*AIM OF THE EXERCISE*. Copy each line that contains the string "this".

— START RECORDS TO PROCESS —

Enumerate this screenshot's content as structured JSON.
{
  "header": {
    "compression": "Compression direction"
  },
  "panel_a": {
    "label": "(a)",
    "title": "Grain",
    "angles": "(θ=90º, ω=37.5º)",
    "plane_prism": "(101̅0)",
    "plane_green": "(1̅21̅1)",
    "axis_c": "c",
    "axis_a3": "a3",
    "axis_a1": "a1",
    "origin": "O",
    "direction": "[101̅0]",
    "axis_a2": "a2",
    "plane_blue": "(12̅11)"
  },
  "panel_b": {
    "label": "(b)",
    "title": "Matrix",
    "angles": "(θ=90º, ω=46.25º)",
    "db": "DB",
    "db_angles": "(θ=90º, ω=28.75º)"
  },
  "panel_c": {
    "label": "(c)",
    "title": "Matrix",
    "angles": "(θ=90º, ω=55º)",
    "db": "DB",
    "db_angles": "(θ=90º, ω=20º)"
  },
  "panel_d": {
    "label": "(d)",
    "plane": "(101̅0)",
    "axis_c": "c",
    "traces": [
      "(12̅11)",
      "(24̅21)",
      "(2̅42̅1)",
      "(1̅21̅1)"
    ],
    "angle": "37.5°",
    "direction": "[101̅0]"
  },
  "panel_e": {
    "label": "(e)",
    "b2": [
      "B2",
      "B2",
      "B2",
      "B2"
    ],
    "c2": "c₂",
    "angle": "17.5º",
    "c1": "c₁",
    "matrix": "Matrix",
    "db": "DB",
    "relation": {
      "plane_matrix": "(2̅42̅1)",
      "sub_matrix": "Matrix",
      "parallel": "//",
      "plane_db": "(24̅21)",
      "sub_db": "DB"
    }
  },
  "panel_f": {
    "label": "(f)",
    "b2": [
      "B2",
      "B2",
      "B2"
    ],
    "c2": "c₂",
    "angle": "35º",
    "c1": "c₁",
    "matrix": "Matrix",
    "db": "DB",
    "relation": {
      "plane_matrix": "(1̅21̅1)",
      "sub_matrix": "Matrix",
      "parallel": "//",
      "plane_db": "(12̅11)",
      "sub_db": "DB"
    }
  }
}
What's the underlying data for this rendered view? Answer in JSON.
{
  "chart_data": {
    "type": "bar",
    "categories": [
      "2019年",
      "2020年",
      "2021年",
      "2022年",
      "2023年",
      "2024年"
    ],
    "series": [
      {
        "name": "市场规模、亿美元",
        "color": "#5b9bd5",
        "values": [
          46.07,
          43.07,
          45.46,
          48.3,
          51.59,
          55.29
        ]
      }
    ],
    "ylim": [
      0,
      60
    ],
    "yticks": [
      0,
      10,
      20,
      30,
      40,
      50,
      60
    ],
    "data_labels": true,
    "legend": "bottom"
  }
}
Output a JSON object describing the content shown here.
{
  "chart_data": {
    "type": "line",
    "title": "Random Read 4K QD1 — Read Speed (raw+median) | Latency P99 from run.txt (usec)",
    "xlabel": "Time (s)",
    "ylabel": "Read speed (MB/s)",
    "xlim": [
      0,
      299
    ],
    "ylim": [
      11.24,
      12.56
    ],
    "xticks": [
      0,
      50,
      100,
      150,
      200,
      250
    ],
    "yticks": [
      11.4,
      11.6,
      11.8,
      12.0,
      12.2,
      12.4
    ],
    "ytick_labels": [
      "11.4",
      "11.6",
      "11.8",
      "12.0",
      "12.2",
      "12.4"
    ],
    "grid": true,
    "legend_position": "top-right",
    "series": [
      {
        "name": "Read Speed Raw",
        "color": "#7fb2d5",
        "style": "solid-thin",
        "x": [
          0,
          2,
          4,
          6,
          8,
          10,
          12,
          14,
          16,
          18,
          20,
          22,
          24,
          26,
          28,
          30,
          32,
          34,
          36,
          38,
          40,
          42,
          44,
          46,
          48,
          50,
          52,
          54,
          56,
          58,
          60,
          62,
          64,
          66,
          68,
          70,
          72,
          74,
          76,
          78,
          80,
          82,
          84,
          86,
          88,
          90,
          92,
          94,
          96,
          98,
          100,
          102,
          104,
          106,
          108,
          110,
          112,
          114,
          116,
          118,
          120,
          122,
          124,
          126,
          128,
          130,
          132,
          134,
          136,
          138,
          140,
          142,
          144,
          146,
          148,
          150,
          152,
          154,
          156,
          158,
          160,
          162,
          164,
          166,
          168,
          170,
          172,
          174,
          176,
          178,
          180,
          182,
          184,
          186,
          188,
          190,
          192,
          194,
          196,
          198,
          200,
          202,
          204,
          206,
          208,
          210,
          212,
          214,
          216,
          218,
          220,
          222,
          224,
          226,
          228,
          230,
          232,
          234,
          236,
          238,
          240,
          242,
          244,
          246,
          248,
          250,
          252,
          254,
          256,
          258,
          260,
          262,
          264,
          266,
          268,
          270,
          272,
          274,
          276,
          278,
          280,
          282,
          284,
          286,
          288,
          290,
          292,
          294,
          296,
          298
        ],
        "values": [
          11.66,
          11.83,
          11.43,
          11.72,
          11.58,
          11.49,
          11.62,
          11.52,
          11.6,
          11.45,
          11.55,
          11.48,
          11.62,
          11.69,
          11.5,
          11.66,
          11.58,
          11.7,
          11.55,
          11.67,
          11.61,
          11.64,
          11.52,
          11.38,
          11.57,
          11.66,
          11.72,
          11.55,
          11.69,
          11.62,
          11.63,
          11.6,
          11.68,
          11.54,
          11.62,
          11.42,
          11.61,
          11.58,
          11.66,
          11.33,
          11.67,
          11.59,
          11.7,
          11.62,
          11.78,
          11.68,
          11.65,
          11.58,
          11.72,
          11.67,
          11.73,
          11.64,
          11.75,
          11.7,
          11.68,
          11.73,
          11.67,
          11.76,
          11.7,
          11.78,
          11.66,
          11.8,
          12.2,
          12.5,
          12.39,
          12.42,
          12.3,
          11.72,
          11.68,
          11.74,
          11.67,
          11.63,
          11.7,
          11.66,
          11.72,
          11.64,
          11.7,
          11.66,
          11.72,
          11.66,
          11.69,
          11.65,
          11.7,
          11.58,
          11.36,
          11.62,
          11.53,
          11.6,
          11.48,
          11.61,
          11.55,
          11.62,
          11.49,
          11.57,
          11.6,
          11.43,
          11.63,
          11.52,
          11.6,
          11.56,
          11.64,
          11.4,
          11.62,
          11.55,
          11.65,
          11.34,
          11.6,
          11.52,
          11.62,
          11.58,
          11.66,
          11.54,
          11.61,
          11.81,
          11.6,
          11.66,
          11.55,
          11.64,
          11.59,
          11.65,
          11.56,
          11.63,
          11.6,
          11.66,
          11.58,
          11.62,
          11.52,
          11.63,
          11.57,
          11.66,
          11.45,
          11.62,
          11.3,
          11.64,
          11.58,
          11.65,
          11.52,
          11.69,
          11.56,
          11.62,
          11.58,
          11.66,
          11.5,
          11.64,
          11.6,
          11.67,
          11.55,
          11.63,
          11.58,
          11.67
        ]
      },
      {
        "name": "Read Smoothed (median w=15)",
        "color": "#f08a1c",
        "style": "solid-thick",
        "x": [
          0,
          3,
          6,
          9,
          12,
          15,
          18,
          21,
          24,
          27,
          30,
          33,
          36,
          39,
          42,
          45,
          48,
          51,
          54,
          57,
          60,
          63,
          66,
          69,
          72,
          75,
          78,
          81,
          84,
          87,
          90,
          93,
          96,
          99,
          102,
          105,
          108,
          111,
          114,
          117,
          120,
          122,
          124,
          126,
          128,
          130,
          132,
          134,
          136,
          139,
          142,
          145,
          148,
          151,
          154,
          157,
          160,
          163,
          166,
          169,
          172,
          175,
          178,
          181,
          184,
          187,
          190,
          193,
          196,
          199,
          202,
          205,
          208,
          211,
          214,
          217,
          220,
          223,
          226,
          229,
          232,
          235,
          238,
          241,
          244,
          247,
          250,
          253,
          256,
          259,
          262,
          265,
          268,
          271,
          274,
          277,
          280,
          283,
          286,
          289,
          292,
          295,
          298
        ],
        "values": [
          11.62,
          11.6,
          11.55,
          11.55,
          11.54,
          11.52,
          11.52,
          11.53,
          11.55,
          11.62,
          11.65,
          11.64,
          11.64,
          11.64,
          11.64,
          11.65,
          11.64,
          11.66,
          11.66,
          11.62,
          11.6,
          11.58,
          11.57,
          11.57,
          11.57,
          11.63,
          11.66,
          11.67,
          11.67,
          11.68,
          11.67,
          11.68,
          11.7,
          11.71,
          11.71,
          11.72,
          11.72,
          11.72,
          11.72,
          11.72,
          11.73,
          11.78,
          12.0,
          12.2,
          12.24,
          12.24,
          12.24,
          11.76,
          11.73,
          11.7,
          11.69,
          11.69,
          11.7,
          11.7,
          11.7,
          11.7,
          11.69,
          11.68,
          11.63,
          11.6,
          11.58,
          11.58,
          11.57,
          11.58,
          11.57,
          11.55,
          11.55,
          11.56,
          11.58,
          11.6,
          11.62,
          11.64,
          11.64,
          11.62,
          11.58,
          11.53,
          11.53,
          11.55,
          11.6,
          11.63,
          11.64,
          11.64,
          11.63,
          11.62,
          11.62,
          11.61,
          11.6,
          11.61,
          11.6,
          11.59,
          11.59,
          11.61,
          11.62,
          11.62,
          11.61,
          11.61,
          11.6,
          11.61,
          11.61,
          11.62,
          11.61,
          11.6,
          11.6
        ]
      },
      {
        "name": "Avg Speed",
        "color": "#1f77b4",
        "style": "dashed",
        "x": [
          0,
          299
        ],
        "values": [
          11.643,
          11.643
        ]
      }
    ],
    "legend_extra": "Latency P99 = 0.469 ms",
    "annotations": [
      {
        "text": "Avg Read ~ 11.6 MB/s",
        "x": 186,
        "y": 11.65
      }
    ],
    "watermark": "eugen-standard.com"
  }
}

— END RECORDS TO PROCESS —

*THE COMPLETED TASK*.
Enumerate this screenshot's content as structured JSON.
What's the underlying data for this rendered view? Answer in JSON.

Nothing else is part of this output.